*Saved entries*:
____

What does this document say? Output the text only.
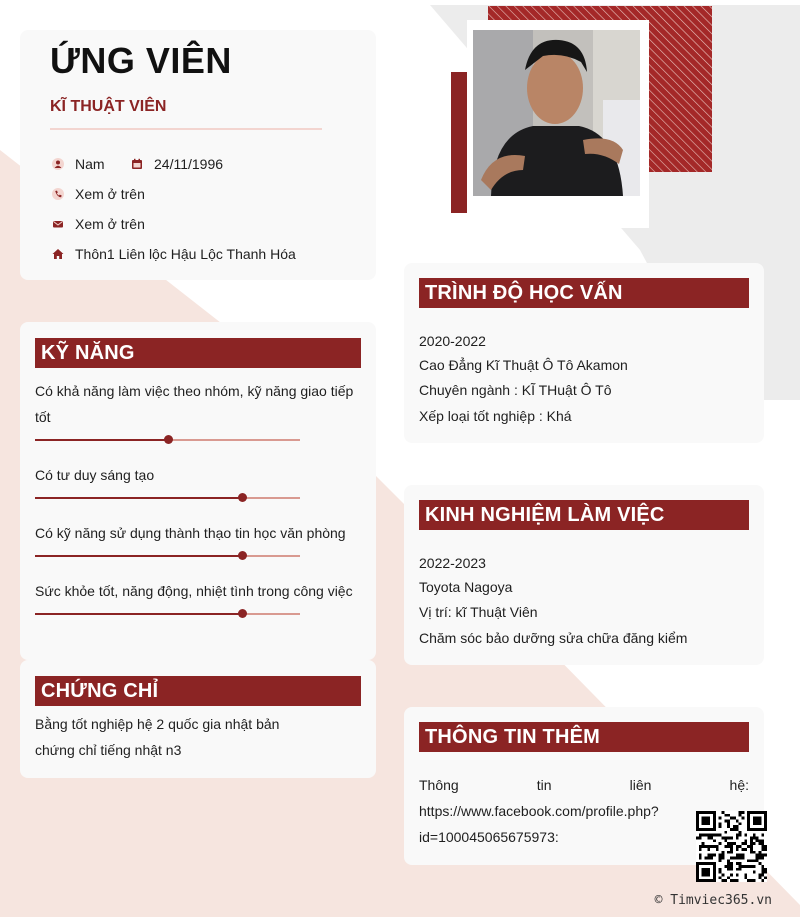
ỨNG VIÊN
KĨ THUẬT VIÊN
Nam	24/11/1996
Xem ở trên
Xem ở trên
Thôn1 Liên lộc Hậu Lộc Thanh Hóa
KỸ NĂNG
Có khả năng làm việc theo nhóm, kỹ năng giao tiếp tốt
Có tư duy sáng tạo
Có kỹ năng sử dụng thành thạo tin học văn phòng
Sức khỏe tốt, năng động, nhiệt tình trong công việc
CHỨNG CHỈ
Bằng tốt nghiệp hệ 2 quốc gia nhật bản
chứng chỉ tiếng nhật n3
TRÌNH ĐỘ HỌC VẤN
2020-2022
Cao Đẳng Kĩ Thuật Ô Tô Akamon
Chuyên ngành : KĨ THuật Ô Tô
Xếp loại tốt nghiệp : Khá
KINH NGHIỆM LÀM VIỆC
2022-2023
Toyota Nagoya
Vị trí: kĩ Thuật Viên
Chăm sóc bảo dưỡng sửa chữa đăng kiểm
THÔNG TIN THÊM
Thông	tin	liên	hệ:
https://www.facebook.com/profile.php?
id=100045065675973:
© Timviec365.vn
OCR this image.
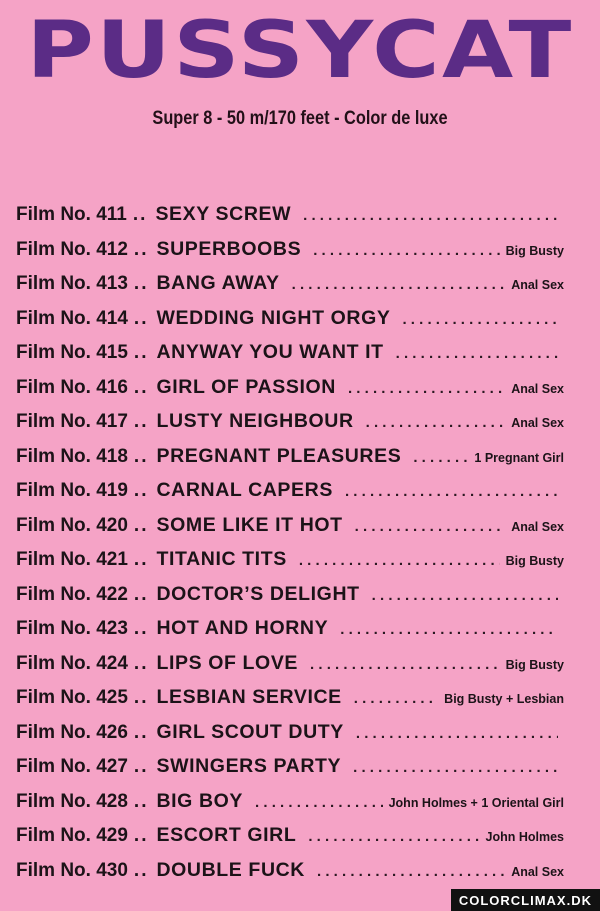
PUSSYCAT
Super 8 - 50 m/170 feet - Color de luxe
Film No. 411 .. SEXY SCREW
. . .
Film No. 412 .. SUPERBOOBS . . .	Big Busty
Film No. 413 .. BANG AWAY . . .	Anal Sex
Film No. 414 .. WEDDING NIGHT ORGY
. . .
Film No. 415 .. ANYWAY YOU WANT IT
. . .
Film No. 416 .. GIRL OF PASSION . . .	Anal Sex
Film No. 417 .. LUSTY NEIGHBOUR . . .	Anal Sex
Film No. 418 .. PREGNANT PLEASURES . . .	1 Pregnant Girl
Film No. 419 .. CARNAL CAPERS
. . .
Film No. 420 .. SOME LIKE IT HOT . . .	Anal Sex
Film No. 421 .. TITANIC TITS . . .	Big Busty
Film No. 422 .. DOCTOR’S DELIGHT
. . .
Film No. 423 .. HOT AND HORNY
. . .
Film No. 424 .. LIPS OF LOVE . . .	Big Busty
Film No. 425 .. LESBIAN SERVICE . . .	Big Busty + Lesbian
Film No. 426 .. GIRL SCOUT DUTY
. . .
Film No. 427 .. SWINGERS PARTY
. . .
Film No. 428 .. BIG BOY . . .	John Holmes + 1 Oriental Girl
Film No. 429 .. ESCORT GIRL . . .	John Holmes
Film No. 430 .. DOUBLE FUCK . . .	Anal Sex
COLORCLIMAX.DK
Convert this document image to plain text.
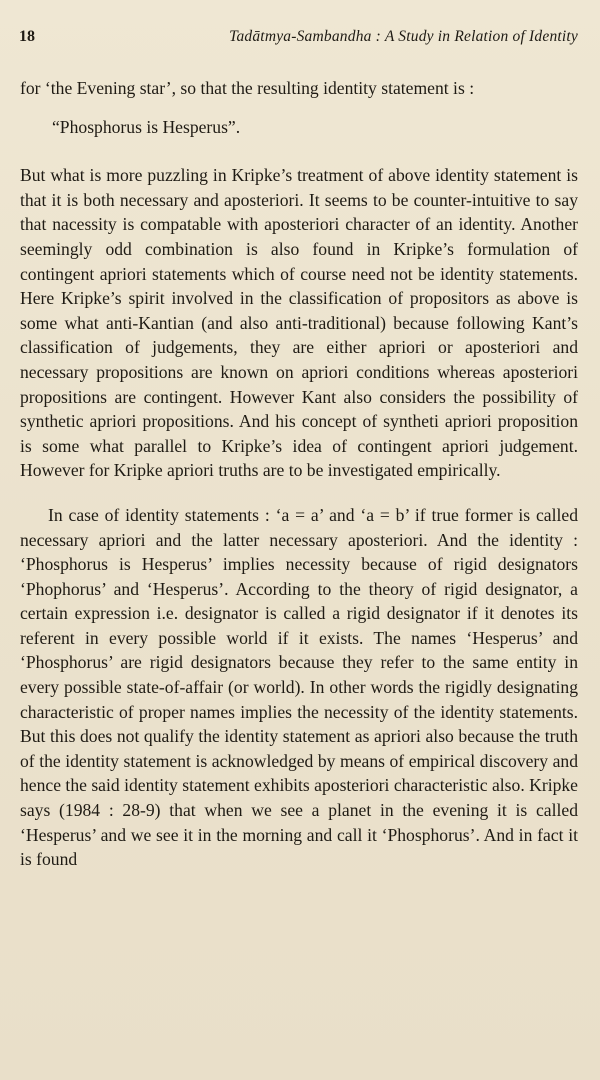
18	Tadātmya-Sambandha : A Study in Relation of Identity

for ‘the Evening star’, so that the resulting identity statement is :

“Phosphorus is Hesperus”.

But what is more puzzling in Kripke’s treatment of above identity statement is that it is both necessary and aposteriori. It seems to be counter-intuitive to say that nacessity is compatable with aposteriori character of an identity. Another seemingly odd combination is also found in Kripke’s formulation of contingent apriori statements which of course need not be identity statements. Here Kripke’s spirit involved in the classification of propositors as above is some what anti-Kantian (and also anti-traditional) because following Kant’s classification of judgements, they are either apriori or aposteriori and necessary propositions are known on apriori conditions whereas aposteriori propositions are contingent. However Kant also considers the possibility of synthetic apriori propositions. And his concept of syntheti apriori proposition is some what parallel to Kripke’s idea of contingent apriori judgement. However for Kripke apriori truths are to be investigated empirically.

In case of identity statements : ‘a = a’ and ‘a = b’ if true former is called necessary apriori and the latter necessary aposteriori. And the identity : ‘Phosphorus is Hesperus’ implies necessity because of rigid designators ‘Phophorus’ and ‘Hesperus’. According to the theory of rigid designator, a certain expression i.e. designator is called a rigid designator if it denotes its referent in every possible world if it exists. The names ‘Hesperus’ and ‘Phosphorus’ are rigid designators because they refer to the same entity in every possible state-of-affair (or world). In other words the rigidly designating characteristic of proper names implies the necessity of the identity statements. But this does not qualify the identity statement as apriori also because the truth of the identity statement is acknowledged by means of empirical discovery and hence the said identity statement exhibits aposteriori characteristic also. Kripke says (1984 : 28-9) that when we see a planet in the evening it is called ‘Hesperus’ and we see it in the morning and call it ‘Phosphorus’. And in fact it is found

____

*THE PROBLEM*: Copy out all of the material exactly as written, without its pictures.

*EXERCISE SOLUTION*:
What does this document say? Output the text only.
ỨNG VIÊN
KĨ THUẬT VIÊN
Nam	24/11/1996
Xem ở trên
Xem ở trên
Thôn1 Liên lộc Hậu Lộc Thanh Hóa
KỸ NĂNG
Có khả năng làm việc theo nhóm, kỹ năng giao tiếp tốt
Có tư duy sáng tạo
Có kỹ năng sử dụng thành thạo tin học văn phòng
Sức khỏe tốt, năng động, nhiệt tình trong công việc
CHỨNG CHỈ
Bằng tốt nghiệp hệ 2 quốc gia nhật bản
chứng chỉ tiếng nhật n3
TRÌNH ĐỘ HỌC VẤN
2020-2022
Cao Đẳng Kĩ Thuật Ô Tô Akamon
Chuyên ngành : KĨ THuật Ô Tô
Xếp loại tốt nghiệp : Khá
KINH NGHIỆM LÀM VIỆC
2022-2023
Toyota Nagoya
Vị trí: kĩ Thuật Viên
Chăm sóc bảo dưỡng sửa chữa đăng kiểm
THÔNG TIN THÊM
Thông	tin	liên	hệ:
https://www.facebook.com/profile.php?
id=100045065675973:
© Timviec365.vn
OCR this image.
PUSSYCAT
Super 8 - 50 m/170 feet - Color de luxe
Film No. 411 .. SEXY SCREW
. . .
Film No. 412 .. SUPERBOOBS . . .	Big Busty
Film No. 413 .. BANG AWAY . . .	Anal Sex
Film No. 414 .. WEDDING NIGHT ORGY
. . .
Film No. 415 .. ANYWAY YOU WANT IT
. . .
Film No. 416 .. GIRL OF PASSION . . .	Anal Sex
Film No. 417 .. LUSTY NEIGHBOUR . . .	Anal Sex
Film No. 418 .. PREGNANT PLEASURES . . .	1 Pregnant Girl
Film No. 419 .. CARNAL CAPERS
. . .
Film No. 420 .. SOME LIKE IT HOT . . .	Anal Sex
Film No. 421 .. TITANIC TITS . . .	Big Busty
Film No. 422 .. DOCTOR’S DELIGHT
. . .
Film No. 423 .. HOT AND HORNY
. . .
Film No. 424 .. LIPS OF LOVE . . .	Big Busty
Film No. 425 .. LESBIAN SERVICE . . .	Big Busty + Lesbian
Film No. 426 .. GIRL SCOUT DUTY
. . .
Film No. 427 .. SWINGERS PARTY
. . .
Film No. 428 .. BIG BOY . . .	John Holmes + 1 Oriental Girl
Film No. 429 .. ESCORT GIRL . . .	John Holmes
Film No. 430 .. DOUBLE FUCK . . .	Anal Sex
COLORCLIMAX.DK
Convert this document image to plain text.
18	Tadātmya-Sambandha : A Study in Relation of Identity

for ‘the Evening star’, so that the resulting identity statement is :

“Phosphorus is Hesperus”.

But what is more puzzling in Kripke’s treatment of above identity statement is that it is both necessary and aposteriori. It seems to be counter-intuitive to say that nacessity is compatable with aposteriori character of an identity. Another seemingly odd combination is also found in Kripke’s formulation of contingent apriori statements which of course need not be identity statements. Here Kripke’s spirit involved in the classification of propositors as above is some what anti-Kantian (and also anti-traditional) because following Kant’s classification of judgements, they are either apriori or aposteriori and necessary propositions are known on apriori conditions whereas aposteriori propositions are contingent. However Kant also considers the possibility of synthetic apriori propositions. And his concept of syntheti apriori proposition is some what parallel to Kripke’s idea of contingent apriori judgement. However for Kripke apriori truths are to be investigated empirically.

In case of identity statements : ‘a = a’ and ‘a = b’ if true former is called necessary apriori and the latter necessary aposteriori. And the identity : ‘Phosphorus is Hesperus’ implies necessity because of rigid designators ‘Phophorus’ and ‘Hesperus’. According to the theory of rigid designator, a certain expression i.e. designator is called a rigid designator if it denotes its referent in every possible world if it exists. The names ‘Hesperus’ and ‘Phosphorus’ are rigid designators because they refer to the same entity in every possible state-of-affair (or world). In other words the rigidly designating characteristic of proper names implies the necessity of the identity statements. But this does not qualify the identity statement as apriori also because the truth of the identity statement is acknowledged by means of empirical discovery and hence the said identity statement exhibits aposteriori characteristic also. Kripke says (1984 : 28-9) that when we see a planet in the evening it is called ‘Hesperus’ and we see it in the morning and call it ‘Phosphorus’. And in fact it is found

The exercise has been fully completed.